Work instructions: Print verbatim every line starting at the one that contains "Convert this document image to plain text." and ending at the final line of the records; include both endpoints.

------------------------------

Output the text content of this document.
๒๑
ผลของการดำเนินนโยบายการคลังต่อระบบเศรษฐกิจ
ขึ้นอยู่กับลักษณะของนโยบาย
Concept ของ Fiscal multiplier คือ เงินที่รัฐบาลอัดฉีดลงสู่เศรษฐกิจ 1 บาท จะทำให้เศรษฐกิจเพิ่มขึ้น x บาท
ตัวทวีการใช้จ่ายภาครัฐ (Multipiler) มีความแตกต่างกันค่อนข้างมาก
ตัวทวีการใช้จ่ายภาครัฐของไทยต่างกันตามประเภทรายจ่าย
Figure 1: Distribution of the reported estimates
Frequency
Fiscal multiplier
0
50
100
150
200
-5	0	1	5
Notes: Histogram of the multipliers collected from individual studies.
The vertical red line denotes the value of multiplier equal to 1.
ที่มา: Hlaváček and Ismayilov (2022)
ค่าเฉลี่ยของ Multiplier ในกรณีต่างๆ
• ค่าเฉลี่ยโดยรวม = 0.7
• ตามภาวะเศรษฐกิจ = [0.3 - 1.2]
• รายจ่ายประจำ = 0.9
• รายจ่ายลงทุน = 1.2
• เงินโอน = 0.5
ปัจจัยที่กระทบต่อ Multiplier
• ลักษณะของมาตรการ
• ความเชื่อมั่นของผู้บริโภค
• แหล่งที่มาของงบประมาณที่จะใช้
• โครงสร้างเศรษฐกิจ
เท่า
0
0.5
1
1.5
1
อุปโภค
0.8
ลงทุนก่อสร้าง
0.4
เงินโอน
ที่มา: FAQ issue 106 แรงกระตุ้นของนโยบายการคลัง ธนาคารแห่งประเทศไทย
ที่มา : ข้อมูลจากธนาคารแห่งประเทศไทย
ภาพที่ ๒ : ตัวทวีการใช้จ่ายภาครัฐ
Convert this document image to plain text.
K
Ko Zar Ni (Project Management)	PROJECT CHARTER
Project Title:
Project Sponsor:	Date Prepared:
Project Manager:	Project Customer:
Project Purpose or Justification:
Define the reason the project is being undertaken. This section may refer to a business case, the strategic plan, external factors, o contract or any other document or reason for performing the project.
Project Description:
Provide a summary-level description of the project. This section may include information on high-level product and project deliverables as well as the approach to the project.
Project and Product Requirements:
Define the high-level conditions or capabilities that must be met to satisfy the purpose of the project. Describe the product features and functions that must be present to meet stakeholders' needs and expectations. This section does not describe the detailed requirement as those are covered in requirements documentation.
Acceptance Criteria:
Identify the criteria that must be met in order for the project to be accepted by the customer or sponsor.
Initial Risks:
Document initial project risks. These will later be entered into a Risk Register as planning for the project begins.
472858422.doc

------------------------------

Output of the exercise:
Convert this document image to plain text.
K
Ko Zar Ni (Project Management)	PROJECT CHARTER
Project Title:
Project Sponsor:	Date Prepared:
Project Manager:	Project Customer:
Project Purpose or Justification:
Define the reason the project is being undertaken. This section may refer to a business case, the strategic plan, external factors, o contract or any other document or reason for performing the project.
Project Description:
Provide a summary-level description of the project. This section may include information on high-level product and project deliverables as well as the approach to the project.
Project and Product Requirements:
Define the high-level conditions or capabilities that must be met to satisfy the purpose of the project. Describe the product features and functions that must be present to meet stakeholders' needs and expectations. This section does not describe the detailed requirement as those are covered in requirements documentation.
Acceptance Criteria:
Identify the criteria that must be met in order for the project to be accepted by the customer or sponsor.
Initial Risks:
Document initial project risks. These will later be entered into a Risk Register as planning for the project begins.
472858422.doc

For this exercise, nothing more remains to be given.